# EXERCISE INSTRUCTIONS:
Reproduce the data exactly.

+ + + + + + +

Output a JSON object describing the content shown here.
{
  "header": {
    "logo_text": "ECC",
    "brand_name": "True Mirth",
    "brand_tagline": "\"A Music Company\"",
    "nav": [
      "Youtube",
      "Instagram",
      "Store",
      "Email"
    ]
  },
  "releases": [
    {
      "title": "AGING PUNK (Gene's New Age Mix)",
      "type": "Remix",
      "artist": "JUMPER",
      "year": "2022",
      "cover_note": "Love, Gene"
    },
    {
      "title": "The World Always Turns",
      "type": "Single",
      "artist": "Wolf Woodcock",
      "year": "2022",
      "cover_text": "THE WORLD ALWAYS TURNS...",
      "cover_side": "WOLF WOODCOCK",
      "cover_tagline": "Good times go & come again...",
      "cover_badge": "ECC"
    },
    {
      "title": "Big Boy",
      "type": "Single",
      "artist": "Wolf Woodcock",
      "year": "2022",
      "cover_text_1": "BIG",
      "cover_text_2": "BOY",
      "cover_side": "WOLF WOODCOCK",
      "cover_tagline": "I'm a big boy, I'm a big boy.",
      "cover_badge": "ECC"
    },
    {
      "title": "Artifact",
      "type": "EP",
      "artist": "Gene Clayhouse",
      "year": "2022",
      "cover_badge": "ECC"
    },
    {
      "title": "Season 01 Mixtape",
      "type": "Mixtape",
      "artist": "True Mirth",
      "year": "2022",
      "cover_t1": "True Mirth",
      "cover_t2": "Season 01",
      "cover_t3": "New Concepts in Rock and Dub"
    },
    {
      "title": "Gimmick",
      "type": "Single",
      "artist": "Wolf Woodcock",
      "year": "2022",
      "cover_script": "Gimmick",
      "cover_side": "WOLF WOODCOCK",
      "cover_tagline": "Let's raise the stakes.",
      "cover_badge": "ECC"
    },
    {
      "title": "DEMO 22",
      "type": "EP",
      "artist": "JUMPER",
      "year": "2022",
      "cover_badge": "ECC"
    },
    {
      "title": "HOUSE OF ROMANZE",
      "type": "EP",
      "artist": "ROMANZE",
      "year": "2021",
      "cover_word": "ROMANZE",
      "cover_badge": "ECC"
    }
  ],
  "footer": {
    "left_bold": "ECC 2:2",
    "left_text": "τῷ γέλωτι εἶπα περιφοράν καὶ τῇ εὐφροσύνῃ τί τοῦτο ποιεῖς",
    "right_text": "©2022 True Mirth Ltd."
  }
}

+ + + + + + +

# FINAL RESULT:
Output a JSON object describing the content shown here.
{
  "header": {
    "logo_text": "ECC",
    "brand_name": "True Mirth",
    "brand_tagline": "\"A Music Company\"",
    "nav": [
      "Youtube",
      "Instagram",
      "Store",
      "Email"
    ]
  },
  "releases": [
    {
      "title": "AGING PUNK (Gene's New Age Mix)",
      "type": "Remix",
      "artist": "JUMPER",
      "year": "2022",
      "cover_note": "Love, Gene"
    },
    {
      "title": "The World Always Turns",
      "type": "Single",
      "artist": "Wolf Woodcock",
      "year": "2022",
      "cover_text": "THE WORLD ALWAYS TURNS...",
      "cover_side": "WOLF WOODCOCK",
      "cover_tagline": "Good times go & come again...",
      "cover_badge": "ECC"
    },
    {
      "title": "Big Boy",
      "type": "Single",
      "artist": "Wolf Woodcock",
      "year": "2022",
      "cover_text_1": "BIG",
      "cover_text_2": "BOY",
      "cover_side": "WOLF WOODCOCK",
      "cover_tagline": "I'm a big boy, I'm a big boy.",
      "cover_badge": "ECC"
    },
    {
      "title": "Artifact",
      "type": "EP",
      "artist": "Gene Clayhouse",
      "year": "2022",
      "cover_badge": "ECC"
    },
    {
      "title": "Season 01 Mixtape",
      "type": "Mixtape",
      "artist": "True Mirth",
      "year": "2022",
      "cover_t1": "True Mirth",
      "cover_t2": "Season 01",
      "cover_t3": "New Concepts in Rock and Dub"
    },
    {
      "title": "Gimmick",
      "type": "Single",
      "artist": "Wolf Woodcock",
      "year": "2022",
      "cover_script": "Gimmick",
      "cover_side": "WOLF WOODCOCK",
      "cover_tagline": "Let's raise the stakes.",
      "cover_badge": "ECC"
    },
    {
      "title": "DEMO 22",
      "type": "EP",
      "artist": "JUMPER",
      "year": "2022",
      "cover_badge": "ECC"
    },
    {
      "title": "HOUSE OF ROMANZE",
      "type": "EP",
      "artist": "ROMANZE",
      "year": "2021",
      "cover_word": "ROMANZE",
      "cover_badge": "ECC"
    }
  ],
  "footer": {
    "left_bold": "ECC 2:2",
    "left_text": "τῷ γέλωτι εἶπα περιφοράν καὶ τῇ εὐφροσύνῃ τί τοῦτο ποιεῖς",
    "right_text": "©2022 True Mirth Ltd."
  }
}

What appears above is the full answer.